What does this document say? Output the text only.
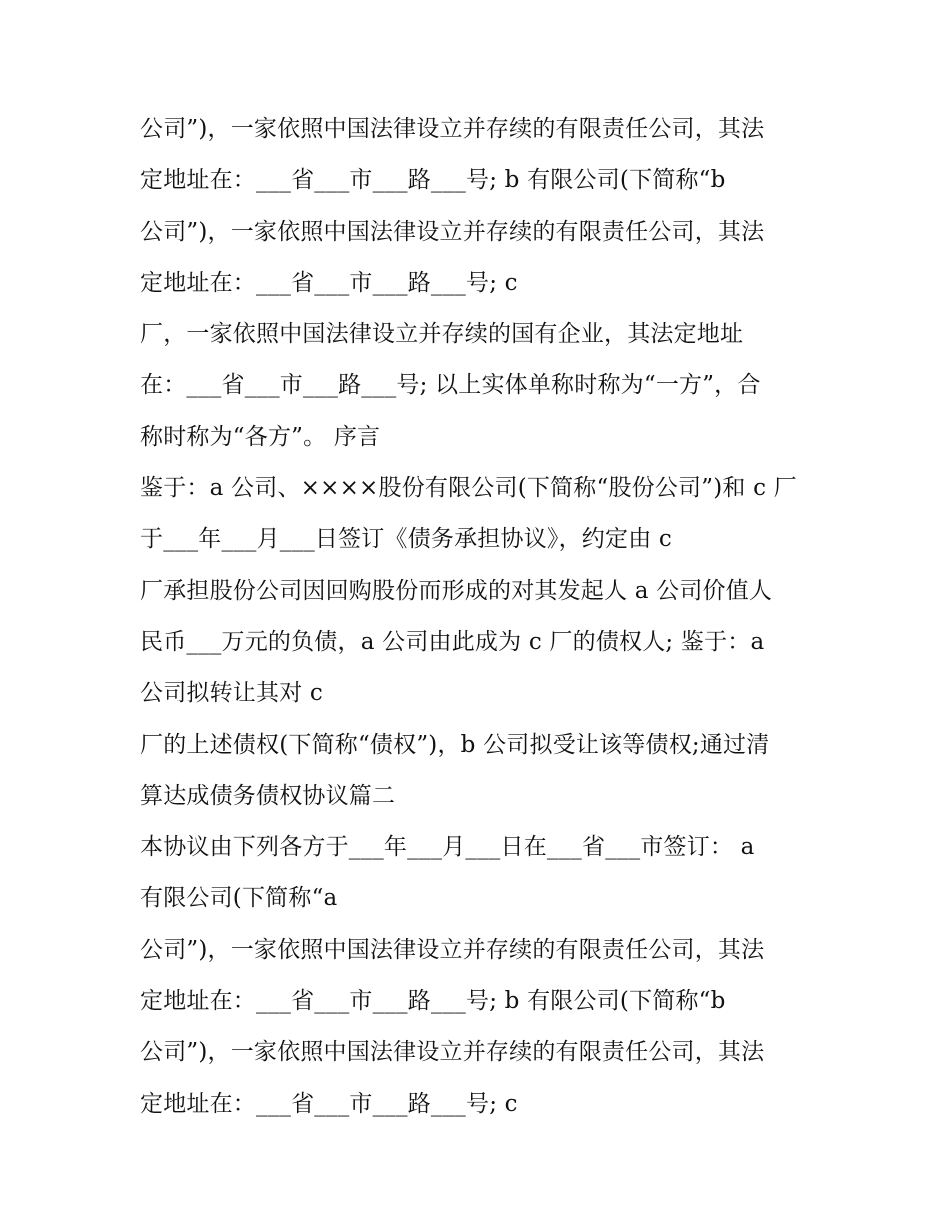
公司”)，一家依照中国法律设立并存续的有限责任公司，其法
定地址在：___省___市___路___号; b 有限公司(下简称“b
公司”)，一家依照中国法律设立并存续的有限责任公司，其法
定地址在：___省___市___路___号; c
厂，一家依照中国法律设立并存续的国有企业，其法定地址
在：___省___市___路___号; 以上实体单称时称为“一方”，合
称时称为“各方”。 序言
鉴于：a 公司、××××股份有限公司(下简称“股份公司”)和 c 厂
于___年___月___日签订《债务承担协议》，约定由 c
厂承担股份公司因回购股份而形成的对其发起人 a 公司价值人
民币___万元的负债，a 公司由此成为 c 厂的债权人; 鉴于：a
公司拟转让其对 c
厂的上述债权(下简称“债权”)，b 公司拟受让该等债权;通过清
算达成债务债权协议篇二
本协议由下列各方于___年___月___日在___省___市签订： a
有限公司(下简称“a
公司”)，一家依照中国法律设立并存续的有限责任公司，其法
定地址在：___省___市___路___号; b 有限公司(下简称“b
公司”)，一家依照中国法律设立并存续的有限责任公司，其法
定地址在：___省___市___路___号; c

*-*-*

**What to produce**
Print all the records again exactly; do not include any picture.

**Exercise result**
What does this document say? Output the text only.
公司”)，一家依照中国法律设立并存续的有限责任公司，其法
定地址在：___省___市___路___号; b 有限公司(下简称“b
公司”)，一家依照中国法律设立并存续的有限责任公司，其法
定地址在：___省___市___路___号; c
厂，一家依照中国法律设立并存续的国有企业，其法定地址
在：___省___市___路___号; 以上实体单称时称为“一方”，合
称时称为“各方”。 序言
鉴于：a 公司、××××股份有限公司(下简称“股份公司”)和 c 厂
于___年___月___日签订《债务承担协议》，约定由 c
厂承担股份公司因回购股份而形成的对其发起人 a 公司价值人
民币___万元的负债，a 公司由此成为 c 厂的债权人; 鉴于：a
公司拟转让其对 c
厂的上述债权(下简称“债权”)，b 公司拟受让该等债权;通过清
算达成债务债权协议篇二
本协议由下列各方于___年___月___日在___省___市签订： a
有限公司(下简称“a
公司”)，一家依照中国法律设立并存续的有限责任公司，其法
定地址在：___省___市___路___号; b 有限公司(下简称“b
公司”)，一家依照中国法律设立并存续的有限责任公司，其法
定地址在：___省___市___路___号; c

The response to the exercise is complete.